Schistosomiases

Schistosomiases are acute or chronic visceral parasitic diseases due to 5 species of trematodes (schistosomes).

The three main species infecting humans are Schistosoma haematobium, Schistosoma mansoni and Schistosoma japonicumSchistosoma mekongi and Schistosoma intercalatum have a more limited distribution (see table below).

Humans are infected while wading/bathing in fresh water infested with schistosome larvae. Symptoms occurring during the phases of parasite invasion (transient localized itching as larvae penetrate the skin) and migration (allergic manifestations and gastrointestinal symptoms during migration of schistosomules) are frequently overlooked. In general, schistosomiasis is suspected when symptoms of established infection become evident (see table below).

Each species gives rise to a specific clinical form: genito-urinary schistosomiasis due to S. haematobium, intestinal schistosomiasis due S. mansoni, S. japonicum, S. mekongi and S. intercalatum.
****************
● Assignment
Repeat the schistosomiases text above word for word, from the heading to the final sentence.
****************
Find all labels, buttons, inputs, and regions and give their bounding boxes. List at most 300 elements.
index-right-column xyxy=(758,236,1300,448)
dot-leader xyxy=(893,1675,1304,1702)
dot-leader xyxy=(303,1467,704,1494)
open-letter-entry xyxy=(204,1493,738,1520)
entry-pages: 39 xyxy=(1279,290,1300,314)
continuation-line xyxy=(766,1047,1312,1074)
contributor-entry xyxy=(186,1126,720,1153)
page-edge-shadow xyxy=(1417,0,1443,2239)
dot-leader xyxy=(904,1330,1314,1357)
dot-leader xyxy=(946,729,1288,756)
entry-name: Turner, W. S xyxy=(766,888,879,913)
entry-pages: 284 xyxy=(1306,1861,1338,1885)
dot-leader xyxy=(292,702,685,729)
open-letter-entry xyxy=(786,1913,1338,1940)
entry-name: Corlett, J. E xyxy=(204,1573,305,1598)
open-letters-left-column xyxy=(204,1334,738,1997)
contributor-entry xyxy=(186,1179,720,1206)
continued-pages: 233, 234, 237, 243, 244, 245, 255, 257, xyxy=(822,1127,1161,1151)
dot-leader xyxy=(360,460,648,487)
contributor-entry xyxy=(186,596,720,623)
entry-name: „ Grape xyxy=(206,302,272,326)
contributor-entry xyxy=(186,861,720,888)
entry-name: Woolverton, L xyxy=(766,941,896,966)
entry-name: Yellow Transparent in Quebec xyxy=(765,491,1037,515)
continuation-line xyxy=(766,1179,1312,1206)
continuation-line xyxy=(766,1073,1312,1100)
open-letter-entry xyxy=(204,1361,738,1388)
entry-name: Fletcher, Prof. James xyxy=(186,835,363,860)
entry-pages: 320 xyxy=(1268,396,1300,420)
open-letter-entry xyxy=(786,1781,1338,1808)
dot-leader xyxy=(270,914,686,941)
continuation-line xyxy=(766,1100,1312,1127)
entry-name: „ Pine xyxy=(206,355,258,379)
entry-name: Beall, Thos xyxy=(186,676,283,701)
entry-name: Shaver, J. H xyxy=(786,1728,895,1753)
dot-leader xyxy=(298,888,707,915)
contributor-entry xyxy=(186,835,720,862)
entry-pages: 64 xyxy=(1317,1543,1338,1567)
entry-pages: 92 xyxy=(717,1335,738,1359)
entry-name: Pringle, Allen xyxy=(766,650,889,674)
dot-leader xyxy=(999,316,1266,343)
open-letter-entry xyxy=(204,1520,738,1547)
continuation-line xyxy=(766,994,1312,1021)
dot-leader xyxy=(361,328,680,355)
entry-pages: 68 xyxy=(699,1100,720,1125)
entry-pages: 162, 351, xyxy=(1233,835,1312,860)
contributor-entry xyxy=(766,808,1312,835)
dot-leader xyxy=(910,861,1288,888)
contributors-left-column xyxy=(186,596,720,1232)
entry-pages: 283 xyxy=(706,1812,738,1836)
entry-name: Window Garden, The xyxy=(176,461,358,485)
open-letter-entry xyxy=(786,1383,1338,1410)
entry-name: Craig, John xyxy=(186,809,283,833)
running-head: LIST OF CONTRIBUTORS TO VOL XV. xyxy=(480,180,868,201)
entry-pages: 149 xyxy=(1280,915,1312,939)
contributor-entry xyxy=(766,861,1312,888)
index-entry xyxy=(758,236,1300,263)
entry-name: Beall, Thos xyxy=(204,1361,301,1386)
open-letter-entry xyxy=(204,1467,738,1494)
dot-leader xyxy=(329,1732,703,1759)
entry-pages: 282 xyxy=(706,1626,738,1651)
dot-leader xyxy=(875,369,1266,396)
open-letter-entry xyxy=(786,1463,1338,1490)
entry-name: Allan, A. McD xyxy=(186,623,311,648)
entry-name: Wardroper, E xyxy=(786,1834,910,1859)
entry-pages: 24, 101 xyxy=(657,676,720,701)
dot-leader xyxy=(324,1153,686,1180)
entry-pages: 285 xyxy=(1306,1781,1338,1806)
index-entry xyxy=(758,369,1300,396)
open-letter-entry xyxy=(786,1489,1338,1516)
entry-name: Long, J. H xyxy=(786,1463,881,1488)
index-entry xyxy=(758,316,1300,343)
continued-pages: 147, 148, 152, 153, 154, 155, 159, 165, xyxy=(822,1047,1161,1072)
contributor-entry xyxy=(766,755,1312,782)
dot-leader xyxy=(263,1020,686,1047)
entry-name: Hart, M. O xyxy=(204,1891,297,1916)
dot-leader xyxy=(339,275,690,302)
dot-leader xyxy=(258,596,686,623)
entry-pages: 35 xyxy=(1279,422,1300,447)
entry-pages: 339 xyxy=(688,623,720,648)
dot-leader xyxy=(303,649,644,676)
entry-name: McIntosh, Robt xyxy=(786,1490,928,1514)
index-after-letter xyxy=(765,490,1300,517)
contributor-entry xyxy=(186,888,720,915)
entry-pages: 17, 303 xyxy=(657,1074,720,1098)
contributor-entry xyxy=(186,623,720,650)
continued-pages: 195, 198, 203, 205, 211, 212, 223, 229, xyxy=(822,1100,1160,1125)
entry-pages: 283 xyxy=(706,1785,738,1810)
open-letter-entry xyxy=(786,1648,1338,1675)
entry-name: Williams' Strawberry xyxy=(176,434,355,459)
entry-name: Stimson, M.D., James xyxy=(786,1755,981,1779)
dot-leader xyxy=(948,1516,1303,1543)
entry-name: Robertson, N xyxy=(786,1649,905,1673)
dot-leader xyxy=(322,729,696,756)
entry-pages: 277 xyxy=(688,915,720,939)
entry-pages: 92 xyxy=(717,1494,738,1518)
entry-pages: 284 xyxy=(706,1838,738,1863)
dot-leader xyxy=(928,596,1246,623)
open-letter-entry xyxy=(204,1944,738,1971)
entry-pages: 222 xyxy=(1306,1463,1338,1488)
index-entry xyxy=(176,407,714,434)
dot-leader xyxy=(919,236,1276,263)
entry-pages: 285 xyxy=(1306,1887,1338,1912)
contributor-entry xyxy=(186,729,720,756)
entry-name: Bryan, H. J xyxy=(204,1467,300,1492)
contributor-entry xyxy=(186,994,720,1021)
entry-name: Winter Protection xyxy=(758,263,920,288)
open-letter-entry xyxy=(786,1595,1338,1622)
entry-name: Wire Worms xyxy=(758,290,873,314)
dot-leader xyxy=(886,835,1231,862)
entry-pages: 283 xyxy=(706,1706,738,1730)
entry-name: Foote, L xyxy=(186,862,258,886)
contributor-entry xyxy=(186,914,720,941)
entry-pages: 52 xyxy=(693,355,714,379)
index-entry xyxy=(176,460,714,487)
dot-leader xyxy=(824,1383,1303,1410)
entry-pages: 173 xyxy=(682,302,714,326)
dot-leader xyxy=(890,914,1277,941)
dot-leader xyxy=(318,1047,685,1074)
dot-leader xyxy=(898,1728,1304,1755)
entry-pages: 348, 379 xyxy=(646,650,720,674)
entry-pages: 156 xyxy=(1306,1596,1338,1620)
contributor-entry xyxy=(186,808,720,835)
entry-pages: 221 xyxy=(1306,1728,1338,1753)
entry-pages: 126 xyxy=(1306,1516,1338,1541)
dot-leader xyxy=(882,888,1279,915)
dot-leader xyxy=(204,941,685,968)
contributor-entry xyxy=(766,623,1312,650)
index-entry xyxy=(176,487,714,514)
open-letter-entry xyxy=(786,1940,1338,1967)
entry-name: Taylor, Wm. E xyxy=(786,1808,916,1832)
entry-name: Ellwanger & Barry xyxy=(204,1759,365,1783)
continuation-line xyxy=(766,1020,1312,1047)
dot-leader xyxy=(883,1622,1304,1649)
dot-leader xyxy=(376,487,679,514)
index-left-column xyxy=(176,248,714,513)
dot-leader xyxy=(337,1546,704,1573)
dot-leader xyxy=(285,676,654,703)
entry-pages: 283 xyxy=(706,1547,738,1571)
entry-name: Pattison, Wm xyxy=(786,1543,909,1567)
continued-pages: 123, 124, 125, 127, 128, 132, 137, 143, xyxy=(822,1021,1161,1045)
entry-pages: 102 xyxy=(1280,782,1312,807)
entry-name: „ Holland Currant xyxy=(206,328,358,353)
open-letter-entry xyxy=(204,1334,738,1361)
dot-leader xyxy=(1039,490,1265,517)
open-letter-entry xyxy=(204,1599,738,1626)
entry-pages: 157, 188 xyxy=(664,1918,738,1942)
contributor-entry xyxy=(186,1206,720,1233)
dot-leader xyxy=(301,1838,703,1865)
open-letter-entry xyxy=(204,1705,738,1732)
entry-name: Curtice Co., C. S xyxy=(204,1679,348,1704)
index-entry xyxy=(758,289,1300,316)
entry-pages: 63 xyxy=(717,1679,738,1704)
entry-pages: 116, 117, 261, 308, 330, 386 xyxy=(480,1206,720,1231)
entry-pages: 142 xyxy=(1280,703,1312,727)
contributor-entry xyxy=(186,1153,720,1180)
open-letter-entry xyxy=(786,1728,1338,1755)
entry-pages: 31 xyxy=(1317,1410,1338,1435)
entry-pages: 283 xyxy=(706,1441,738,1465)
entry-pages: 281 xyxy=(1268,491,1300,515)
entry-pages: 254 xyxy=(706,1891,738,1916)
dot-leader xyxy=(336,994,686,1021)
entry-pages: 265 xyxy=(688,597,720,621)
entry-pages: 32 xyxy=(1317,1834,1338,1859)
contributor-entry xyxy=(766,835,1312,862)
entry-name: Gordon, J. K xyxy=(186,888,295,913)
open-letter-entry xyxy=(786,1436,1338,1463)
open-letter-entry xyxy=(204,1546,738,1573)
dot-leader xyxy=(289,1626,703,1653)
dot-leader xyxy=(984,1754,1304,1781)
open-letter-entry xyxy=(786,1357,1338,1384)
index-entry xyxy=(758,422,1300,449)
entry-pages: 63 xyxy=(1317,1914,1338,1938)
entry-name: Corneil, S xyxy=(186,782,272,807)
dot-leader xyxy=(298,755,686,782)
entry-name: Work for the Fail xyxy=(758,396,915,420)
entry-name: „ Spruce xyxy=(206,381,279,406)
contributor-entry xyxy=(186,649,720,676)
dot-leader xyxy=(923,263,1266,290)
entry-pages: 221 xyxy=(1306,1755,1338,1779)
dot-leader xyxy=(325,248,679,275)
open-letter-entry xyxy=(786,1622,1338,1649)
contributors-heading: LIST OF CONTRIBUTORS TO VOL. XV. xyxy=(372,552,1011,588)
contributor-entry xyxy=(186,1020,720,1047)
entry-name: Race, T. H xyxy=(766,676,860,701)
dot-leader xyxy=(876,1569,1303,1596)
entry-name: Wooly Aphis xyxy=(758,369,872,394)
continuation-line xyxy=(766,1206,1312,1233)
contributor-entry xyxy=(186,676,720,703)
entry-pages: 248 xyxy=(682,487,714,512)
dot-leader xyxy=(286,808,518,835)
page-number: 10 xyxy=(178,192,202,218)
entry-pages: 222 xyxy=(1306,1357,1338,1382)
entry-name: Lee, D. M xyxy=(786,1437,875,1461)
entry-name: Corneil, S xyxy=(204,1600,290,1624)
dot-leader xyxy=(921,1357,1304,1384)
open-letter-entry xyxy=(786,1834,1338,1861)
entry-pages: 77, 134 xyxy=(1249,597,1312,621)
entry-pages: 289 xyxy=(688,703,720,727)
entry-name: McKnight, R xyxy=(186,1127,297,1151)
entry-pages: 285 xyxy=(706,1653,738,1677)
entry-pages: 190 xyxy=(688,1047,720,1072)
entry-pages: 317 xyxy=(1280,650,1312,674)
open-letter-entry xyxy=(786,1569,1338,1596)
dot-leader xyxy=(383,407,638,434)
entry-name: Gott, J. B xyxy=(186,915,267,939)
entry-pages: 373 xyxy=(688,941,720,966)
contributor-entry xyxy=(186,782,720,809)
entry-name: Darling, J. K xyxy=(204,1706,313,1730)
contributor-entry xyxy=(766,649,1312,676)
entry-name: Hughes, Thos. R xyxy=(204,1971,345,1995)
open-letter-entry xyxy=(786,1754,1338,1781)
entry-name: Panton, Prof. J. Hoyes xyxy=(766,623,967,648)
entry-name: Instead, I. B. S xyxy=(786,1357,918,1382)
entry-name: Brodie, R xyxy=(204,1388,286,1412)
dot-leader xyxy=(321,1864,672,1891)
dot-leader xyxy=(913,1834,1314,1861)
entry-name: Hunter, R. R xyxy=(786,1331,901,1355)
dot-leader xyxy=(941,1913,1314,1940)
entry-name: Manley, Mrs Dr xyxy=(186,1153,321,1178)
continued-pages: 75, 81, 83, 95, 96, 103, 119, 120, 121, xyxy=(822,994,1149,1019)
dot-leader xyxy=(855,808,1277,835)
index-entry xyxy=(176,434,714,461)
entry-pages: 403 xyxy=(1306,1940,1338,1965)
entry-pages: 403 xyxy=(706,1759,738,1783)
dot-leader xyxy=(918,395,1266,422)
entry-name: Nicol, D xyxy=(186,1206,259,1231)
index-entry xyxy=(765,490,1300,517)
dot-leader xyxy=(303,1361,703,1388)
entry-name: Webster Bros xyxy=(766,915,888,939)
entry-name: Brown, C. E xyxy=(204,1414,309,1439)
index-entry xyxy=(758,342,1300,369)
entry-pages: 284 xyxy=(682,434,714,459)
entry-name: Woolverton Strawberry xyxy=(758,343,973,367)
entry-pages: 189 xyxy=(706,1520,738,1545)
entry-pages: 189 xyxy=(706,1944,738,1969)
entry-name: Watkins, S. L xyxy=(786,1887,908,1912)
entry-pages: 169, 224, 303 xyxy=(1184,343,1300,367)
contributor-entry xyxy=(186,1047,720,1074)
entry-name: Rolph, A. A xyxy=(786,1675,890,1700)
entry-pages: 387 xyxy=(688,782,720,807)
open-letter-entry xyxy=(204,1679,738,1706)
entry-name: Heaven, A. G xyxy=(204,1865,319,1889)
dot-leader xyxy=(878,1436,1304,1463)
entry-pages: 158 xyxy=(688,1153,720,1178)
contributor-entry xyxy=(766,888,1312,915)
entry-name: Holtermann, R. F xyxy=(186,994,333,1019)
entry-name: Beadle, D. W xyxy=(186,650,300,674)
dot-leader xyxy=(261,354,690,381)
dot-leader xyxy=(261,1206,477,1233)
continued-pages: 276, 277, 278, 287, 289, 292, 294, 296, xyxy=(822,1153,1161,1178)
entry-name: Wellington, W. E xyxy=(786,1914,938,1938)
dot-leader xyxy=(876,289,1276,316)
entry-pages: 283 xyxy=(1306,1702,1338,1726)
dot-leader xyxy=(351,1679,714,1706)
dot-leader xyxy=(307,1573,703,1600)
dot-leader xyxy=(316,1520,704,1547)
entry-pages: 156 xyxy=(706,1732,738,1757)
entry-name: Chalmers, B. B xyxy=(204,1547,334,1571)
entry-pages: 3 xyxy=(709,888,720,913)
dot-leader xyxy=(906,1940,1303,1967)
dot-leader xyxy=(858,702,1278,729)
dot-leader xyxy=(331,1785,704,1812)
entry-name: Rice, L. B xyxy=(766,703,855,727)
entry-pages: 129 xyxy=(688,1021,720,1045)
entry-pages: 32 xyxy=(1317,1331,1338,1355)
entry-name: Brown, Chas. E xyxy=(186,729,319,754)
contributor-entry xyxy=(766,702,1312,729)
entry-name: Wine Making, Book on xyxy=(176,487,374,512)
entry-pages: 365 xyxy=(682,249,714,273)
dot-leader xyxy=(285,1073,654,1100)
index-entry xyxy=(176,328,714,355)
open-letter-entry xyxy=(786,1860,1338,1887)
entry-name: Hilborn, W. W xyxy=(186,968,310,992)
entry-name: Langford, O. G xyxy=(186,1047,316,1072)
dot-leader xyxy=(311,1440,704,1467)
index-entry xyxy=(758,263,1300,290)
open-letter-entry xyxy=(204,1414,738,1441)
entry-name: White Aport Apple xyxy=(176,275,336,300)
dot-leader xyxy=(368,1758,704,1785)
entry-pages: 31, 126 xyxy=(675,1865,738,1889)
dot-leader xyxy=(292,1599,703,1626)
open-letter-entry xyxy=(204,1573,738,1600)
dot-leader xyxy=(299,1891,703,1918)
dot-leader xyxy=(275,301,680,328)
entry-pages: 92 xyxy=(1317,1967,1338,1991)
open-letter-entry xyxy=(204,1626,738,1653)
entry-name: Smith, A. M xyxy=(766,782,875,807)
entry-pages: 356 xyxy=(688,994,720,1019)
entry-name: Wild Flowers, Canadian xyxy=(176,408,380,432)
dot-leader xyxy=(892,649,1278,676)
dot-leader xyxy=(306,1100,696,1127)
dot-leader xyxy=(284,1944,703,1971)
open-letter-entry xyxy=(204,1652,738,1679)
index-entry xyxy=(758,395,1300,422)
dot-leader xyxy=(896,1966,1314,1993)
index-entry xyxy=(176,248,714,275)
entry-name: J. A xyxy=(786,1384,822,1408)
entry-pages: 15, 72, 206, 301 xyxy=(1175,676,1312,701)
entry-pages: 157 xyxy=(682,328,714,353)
****************
● Task answer
Schistosomiases

Schistosomiases are acute or chronic visceral parasitic diseases due to 5 species of trematodes (schistosomes).

The three main species infecting humans are Schistosoma haematobium, Schistosoma mansoni and Schistosoma japonicumSchistosoma mekongi and Schistosoma intercalatum have a more limited distribution (see table below).

Humans are infected while wading/bathing in fresh water infested with schistosome larvae. Symptoms occurring during the phases of parasite invasion (transient localized itching as larvae penetrate the skin) and migration (allergic manifestations and gastrointestinal symptoms during migration of schistosomules) are frequently overlooked. In general, schistosomiasis is suspected when symptoms of established infection become evident (see table below).

Each species gives rise to a specific clinical form: genito-urinary schistosomiasis due to S. haematobium, intestinal schistosomiasis due S. mansoni, S. japonicum, S. mekongi and S. intercalatum.